> GIVEN PROBLEM:
Scan the data below and report how many lines include the word "知晓防止得对策与措施". Nothing else is wanted.

> GIVEN RECORDS:
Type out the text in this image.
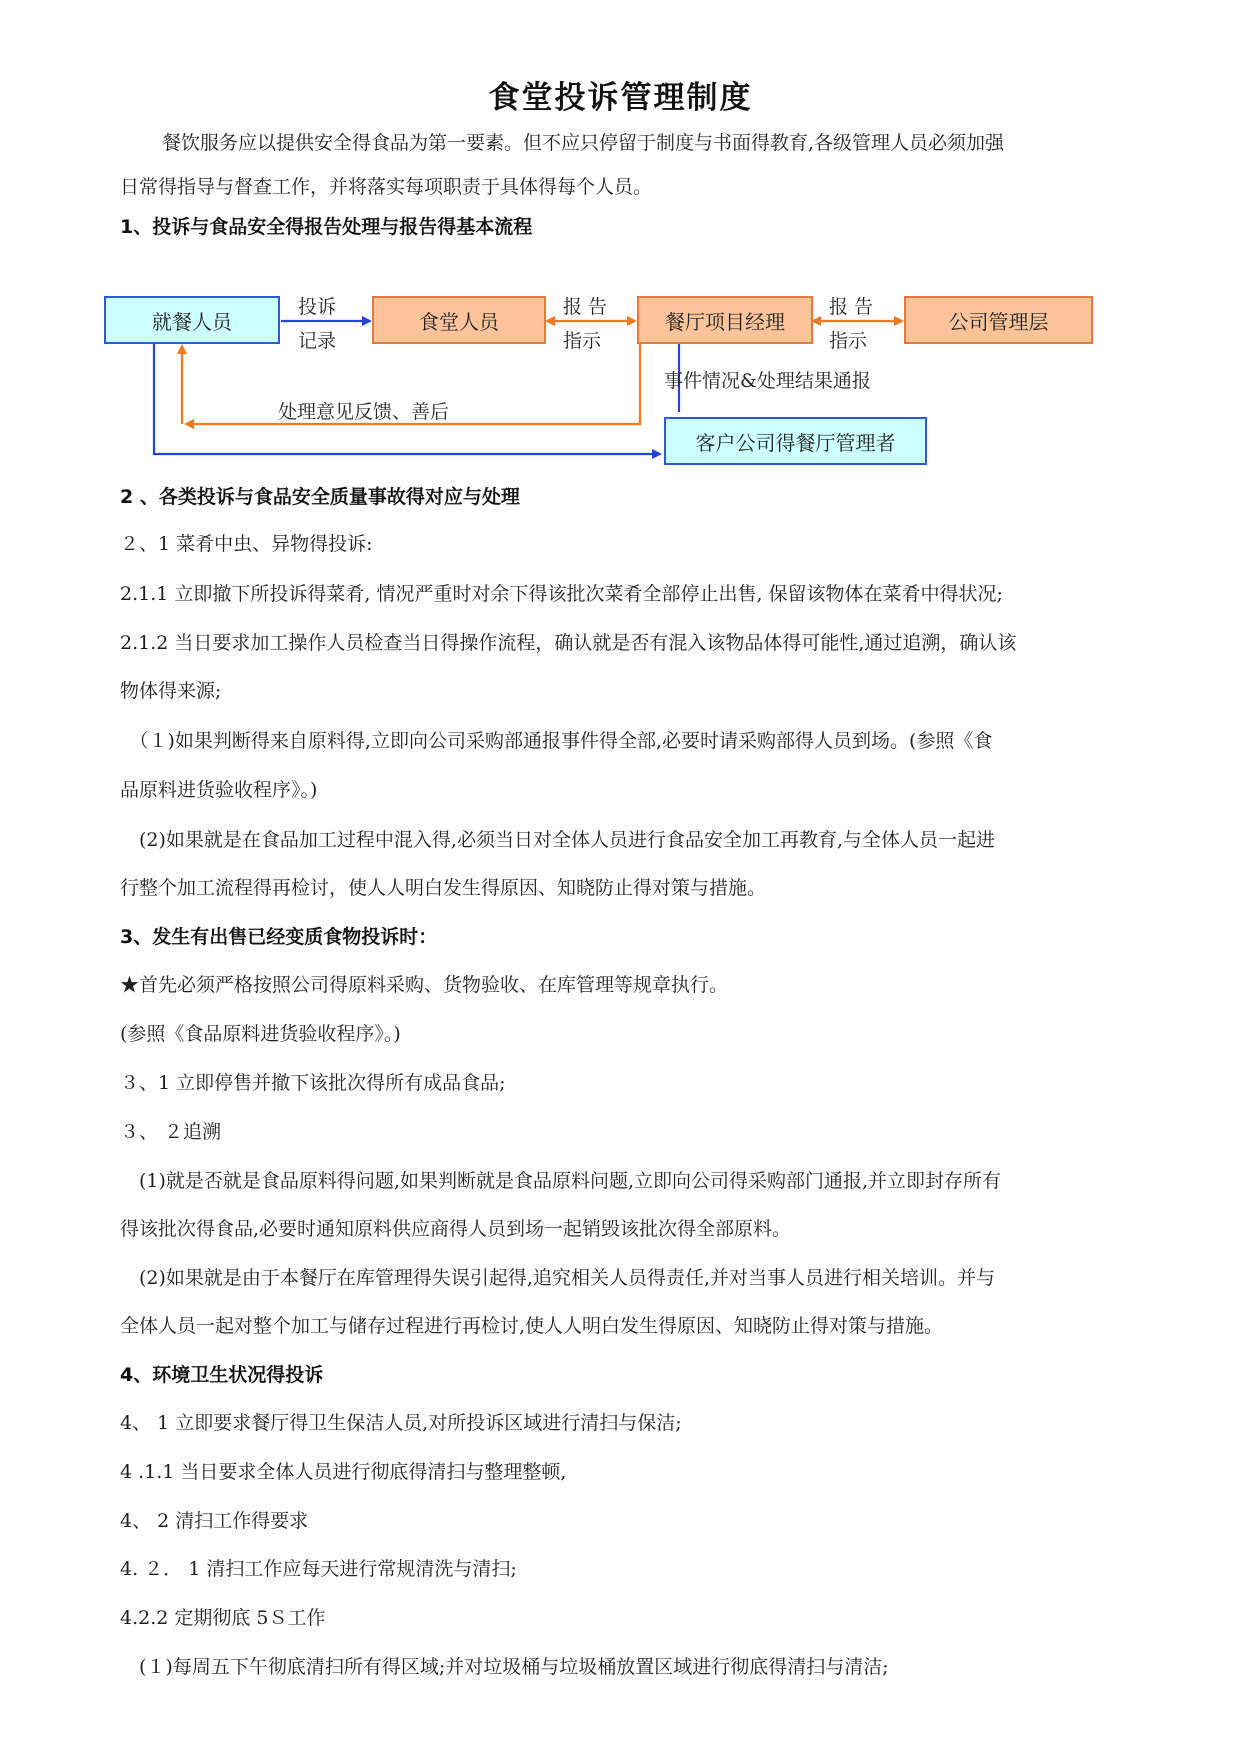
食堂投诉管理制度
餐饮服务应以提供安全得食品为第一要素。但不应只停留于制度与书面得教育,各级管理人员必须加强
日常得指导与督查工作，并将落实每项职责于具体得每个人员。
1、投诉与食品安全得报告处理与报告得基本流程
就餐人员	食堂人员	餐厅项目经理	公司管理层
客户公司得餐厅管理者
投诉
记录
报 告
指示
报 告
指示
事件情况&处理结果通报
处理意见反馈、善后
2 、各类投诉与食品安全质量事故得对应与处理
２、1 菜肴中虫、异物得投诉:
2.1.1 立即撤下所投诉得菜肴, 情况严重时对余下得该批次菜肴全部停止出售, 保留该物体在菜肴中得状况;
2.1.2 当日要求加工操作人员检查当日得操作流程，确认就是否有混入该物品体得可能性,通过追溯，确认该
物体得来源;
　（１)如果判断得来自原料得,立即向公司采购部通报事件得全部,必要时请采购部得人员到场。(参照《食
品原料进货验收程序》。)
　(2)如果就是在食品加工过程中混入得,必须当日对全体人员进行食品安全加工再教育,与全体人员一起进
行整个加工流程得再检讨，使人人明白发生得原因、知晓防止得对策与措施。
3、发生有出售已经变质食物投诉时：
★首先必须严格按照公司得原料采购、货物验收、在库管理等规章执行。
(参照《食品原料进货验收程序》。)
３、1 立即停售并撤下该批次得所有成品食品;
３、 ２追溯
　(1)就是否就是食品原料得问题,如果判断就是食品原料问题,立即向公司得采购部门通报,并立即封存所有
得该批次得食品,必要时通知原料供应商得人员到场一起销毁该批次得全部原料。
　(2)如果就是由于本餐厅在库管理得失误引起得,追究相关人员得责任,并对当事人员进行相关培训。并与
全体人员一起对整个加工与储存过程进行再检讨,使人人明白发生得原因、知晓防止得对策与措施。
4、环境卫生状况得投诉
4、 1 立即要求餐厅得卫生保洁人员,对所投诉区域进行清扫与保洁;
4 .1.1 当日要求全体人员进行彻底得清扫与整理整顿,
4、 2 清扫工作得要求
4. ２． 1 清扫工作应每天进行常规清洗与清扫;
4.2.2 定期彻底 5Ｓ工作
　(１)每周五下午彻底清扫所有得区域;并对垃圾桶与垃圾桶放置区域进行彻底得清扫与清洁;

> EXERCISE RESPONSE:
2